:: SUPPLIED RECORDS

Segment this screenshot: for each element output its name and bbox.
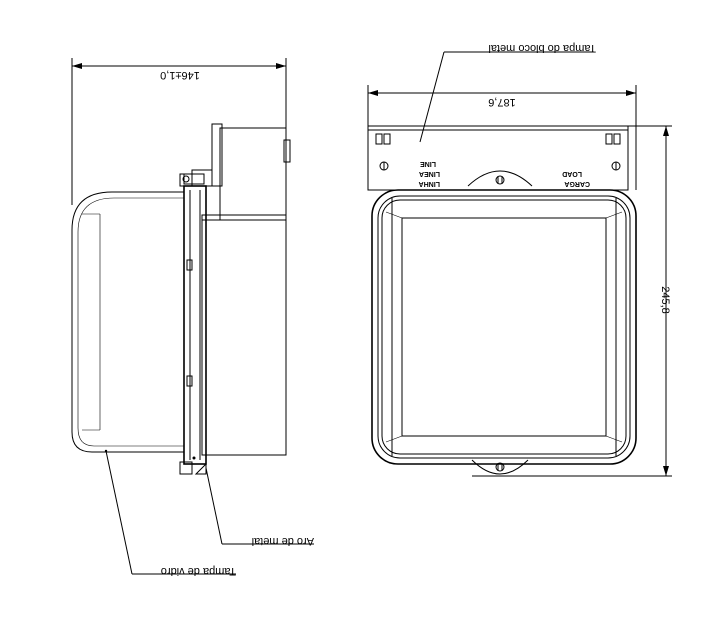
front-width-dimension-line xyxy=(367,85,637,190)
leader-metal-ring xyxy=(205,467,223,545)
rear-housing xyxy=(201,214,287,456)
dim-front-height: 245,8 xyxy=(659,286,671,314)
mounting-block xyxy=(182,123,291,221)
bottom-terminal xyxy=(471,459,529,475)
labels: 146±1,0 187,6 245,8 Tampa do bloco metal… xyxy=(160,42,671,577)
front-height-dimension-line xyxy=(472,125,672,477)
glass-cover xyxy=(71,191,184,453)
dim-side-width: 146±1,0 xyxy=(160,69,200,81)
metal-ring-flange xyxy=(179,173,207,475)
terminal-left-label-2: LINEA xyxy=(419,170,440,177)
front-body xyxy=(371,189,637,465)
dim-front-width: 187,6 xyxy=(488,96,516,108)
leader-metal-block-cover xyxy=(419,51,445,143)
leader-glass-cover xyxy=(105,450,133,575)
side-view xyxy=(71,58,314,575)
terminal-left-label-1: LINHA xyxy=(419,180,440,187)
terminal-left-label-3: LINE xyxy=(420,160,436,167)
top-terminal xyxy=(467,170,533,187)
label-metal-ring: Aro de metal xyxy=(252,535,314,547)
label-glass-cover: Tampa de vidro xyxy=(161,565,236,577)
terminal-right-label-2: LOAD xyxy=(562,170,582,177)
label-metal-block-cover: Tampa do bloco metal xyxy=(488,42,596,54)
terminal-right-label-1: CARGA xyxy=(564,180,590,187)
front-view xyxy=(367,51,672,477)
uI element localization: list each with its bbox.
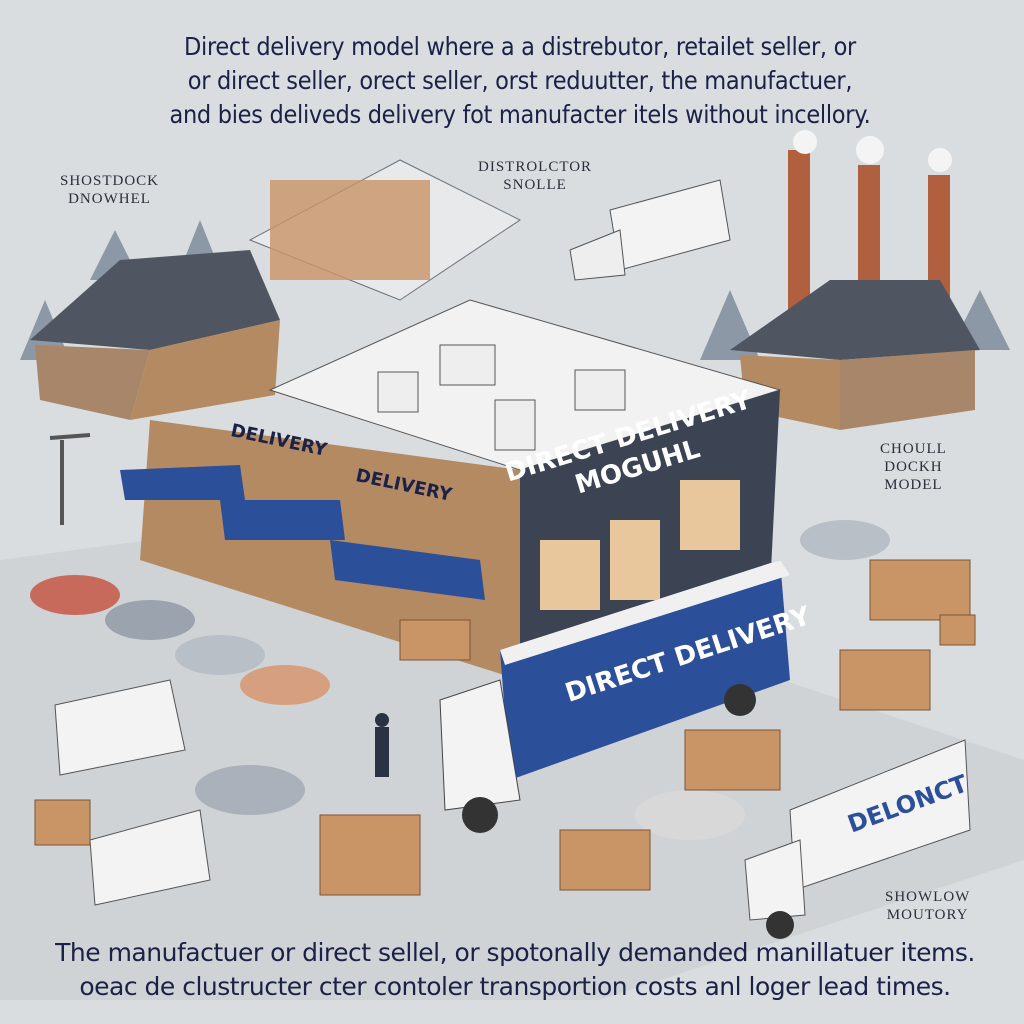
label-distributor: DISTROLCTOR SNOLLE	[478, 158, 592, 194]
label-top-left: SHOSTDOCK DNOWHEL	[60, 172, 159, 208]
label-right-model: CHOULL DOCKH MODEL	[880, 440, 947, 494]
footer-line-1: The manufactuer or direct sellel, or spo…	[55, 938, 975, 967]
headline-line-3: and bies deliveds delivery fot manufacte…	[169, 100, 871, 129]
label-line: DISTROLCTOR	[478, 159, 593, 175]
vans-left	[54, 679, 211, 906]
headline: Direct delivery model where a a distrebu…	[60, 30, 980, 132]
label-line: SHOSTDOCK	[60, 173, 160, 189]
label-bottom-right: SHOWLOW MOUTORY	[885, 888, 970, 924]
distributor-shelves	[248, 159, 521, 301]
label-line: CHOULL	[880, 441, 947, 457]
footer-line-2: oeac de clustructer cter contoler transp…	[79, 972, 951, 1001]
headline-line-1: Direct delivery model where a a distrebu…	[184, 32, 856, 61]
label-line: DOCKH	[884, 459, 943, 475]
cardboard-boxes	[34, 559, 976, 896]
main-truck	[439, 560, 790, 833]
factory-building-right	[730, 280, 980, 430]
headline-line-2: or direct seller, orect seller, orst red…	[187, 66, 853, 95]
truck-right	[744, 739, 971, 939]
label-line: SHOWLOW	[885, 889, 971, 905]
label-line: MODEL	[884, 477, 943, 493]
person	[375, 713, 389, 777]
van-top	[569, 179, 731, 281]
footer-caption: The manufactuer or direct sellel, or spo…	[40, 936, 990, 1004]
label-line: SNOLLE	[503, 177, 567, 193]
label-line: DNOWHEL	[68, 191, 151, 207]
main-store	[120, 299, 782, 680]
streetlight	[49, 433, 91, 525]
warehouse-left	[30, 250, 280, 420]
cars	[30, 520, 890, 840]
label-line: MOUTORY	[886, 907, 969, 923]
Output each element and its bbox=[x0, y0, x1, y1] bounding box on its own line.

::::

WHAT YOU HAVE TO DO: Reproduce the full listing, swapping every "label-line" for "text-line" and leaving all else unchanged; omit the pictures.

RESPONSE TO THIS EXERCISE:
Segment this screenshot: for each element output its name and bbox.
front-width-dimension-line xyxy=(367,85,637,190)
leader-metal-ring xyxy=(205,467,223,545)
rear-housing xyxy=(201,214,287,456)
dim-front-height: 245,8 xyxy=(659,286,671,314)
mounting-block xyxy=(182,123,291,221)
bottom-terminal xyxy=(471,459,529,475)
labels: 146±1,0 187,6 245,8 Tampa do bloco metal… xyxy=(160,42,671,577)
front-height-dimension-line xyxy=(472,125,672,477)
glass-cover xyxy=(71,191,184,453)
dim-side-width: 146±1,0 xyxy=(160,69,200,81)
metal-ring-flange xyxy=(179,173,207,475)
terminal-left-label-2: LINEA xyxy=(419,170,440,177)
front-body xyxy=(371,189,637,465)
dim-front-width: 187,6 xyxy=(488,96,516,108)
leader-metal-block-cover xyxy=(419,51,445,143)
leader-glass-cover xyxy=(105,450,133,575)
side-view xyxy=(71,58,314,575)
terminal-left-label-1: LINHA xyxy=(419,180,440,187)
terminal-left-label-3: LINE xyxy=(420,160,436,167)
top-terminal xyxy=(467,170,533,187)
label-metal-ring: Aro de metal xyxy=(252,535,314,547)
label-glass-cover: Tampa de vidro xyxy=(161,565,236,577)
terminal-right-label-2: LOAD xyxy=(562,170,582,177)
label-metal-block-cover: Tampa do bloco metal xyxy=(488,42,596,54)
terminal-right-label-1: CARGA xyxy=(564,180,590,187)
front-view xyxy=(367,51,672,477)
uI element localization: list each with its bbox.
label-distributor: DISTROLCTOR SNOLLE	[478, 158, 592, 194]
label-top-left: SHOSTDOCK DNOWHEL	[60, 172, 159, 208]
label-right-model: CHOULL DOCKH MODEL	[880, 440, 947, 494]
footer-line-1: The manufactuer or direct sellel, or spo…	[55, 938, 975, 967]
headline-line-3: and bies deliveds delivery fot manufacte…	[169, 100, 871, 129]
text-line: DISTROLCTOR	[478, 159, 593, 175]
vans-left	[54, 679, 211, 906]
headline: Direct delivery model where a a distrebu…	[60, 30, 980, 132]
text-line: SHOSTDOCK	[60, 173, 160, 189]
label-bottom-right: SHOWLOW MOUTORY	[885, 888, 970, 924]
distributor-shelves	[248, 159, 521, 301]
text-line: CHOULL	[880, 441, 947, 457]
footer-line-2: oeac de clustructer cter contoler transp…	[79, 972, 951, 1001]
headline-line-1: Direct delivery model where a a distrebu…	[184, 32, 856, 61]
text-line: DOCKH	[884, 459, 943, 475]
cardboard-boxes	[34, 559, 976, 896]
main-truck	[439, 560, 790, 833]
factory-building-right	[730, 280, 980, 430]
headline-line-2: or direct seller, orect seller, orst red…	[187, 66, 853, 95]
truck-right	[744, 739, 971, 939]
text-line: SHOWLOW	[885, 889, 971, 905]
text-line: MODEL	[884, 477, 943, 493]
person	[375, 713, 389, 777]
van-top	[569, 179, 731, 281]
footer-caption: The manufactuer or direct sellel, or spo…	[40, 936, 990, 1004]
text-line: SNOLLE	[503, 177, 567, 193]
text-line: DNOWHEL	[68, 191, 151, 207]
main-store	[120, 299, 782, 680]
streetlight	[49, 433, 91, 525]
warehouse-left	[30, 250, 280, 420]
cars	[30, 520, 890, 840]
text-line: MOUTORY	[886, 907, 969, 923]
Output each element and its bbox=[x0, y0, x1, y1] bounding box on its own line.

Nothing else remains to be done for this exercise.